SHORT PROBLEM: Bring together all lines of the material below that contain the string "JSON".

TASK INPUTS:
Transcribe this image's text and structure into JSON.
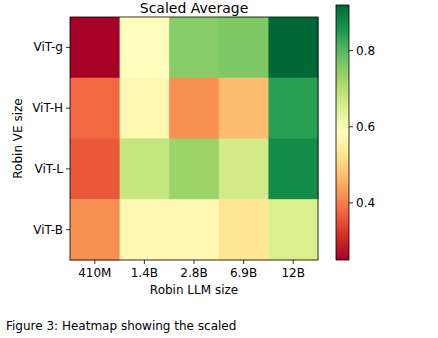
{
  "chart_data": {
    "type": "heatmap",
    "title": "Scaled Average",
    "x_label": "Robin LLM size",
    "y_label": "Robin VE size",
    "categories": [
      "410M",
      "1.4B",
      "2.8B",
      "6.9B",
      "12B"
    ],
    "y_categories": [
      "ViT-g",
      "ViT-H",
      "ViT-L",
      "ViT-B"
    ],
    "cells": [
      [
        0.25,
        0.58,
        0.75,
        0.76,
        0.93
      ],
      [
        0.38,
        0.57,
        0.42,
        0.47,
        0.84
      ],
      [
        0.36,
        0.68,
        0.73,
        0.66,
        0.87
      ],
      [
        0.42,
        0.57,
        0.57,
        0.53,
        0.65
      ]
    ],
    "colorbar": {
      "range": [
        0.25,
        0.92
      ],
      "ticks": [
        0.4,
        0.6,
        0.8
      ]
    }
  },
  "caption": "Figure 3: Heatmap showing the scaled"
}
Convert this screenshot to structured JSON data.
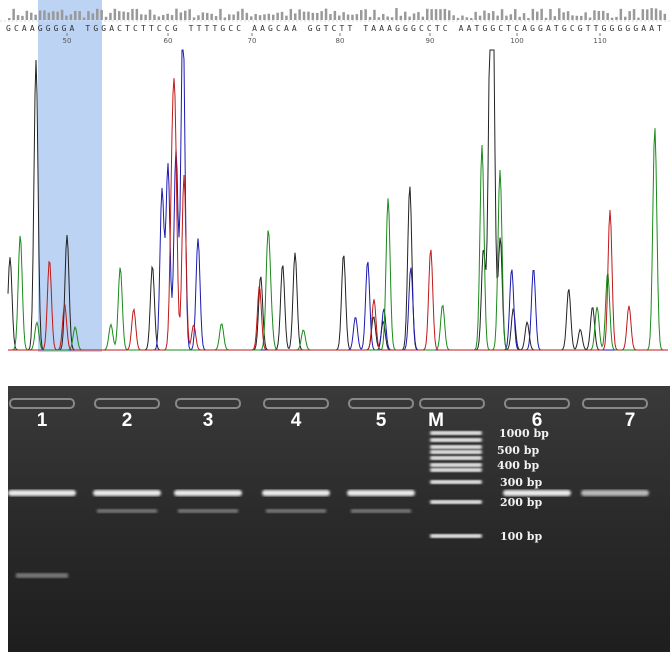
{
  "chromatogram": {
    "sequence": "GCAAGGGGA TGGACTCTTCCG TTTTGCC AAGCAA GGTCTT TAAAGGGCCTC AATGGCTCAGGATGCGTTGGGGGAAT",
    "positions": [
      "50",
      "60",
      "70",
      "80",
      "90",
      "100",
      "110"
    ]
  },
  "gel": {
    "lanes": [
      "1",
      "2",
      "3",
      "4",
      "5",
      "M",
      "6",
      "7"
    ],
    "marker": [
      "1000 bp",
      "500 bp",
      "400 bp",
      "300 bp",
      "200 bp",
      "100 bp"
    ]
  }
}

IN RESPONSE:
Transcribe this image's text and structure into JSON.
Convert this screenshot to structured JSON data.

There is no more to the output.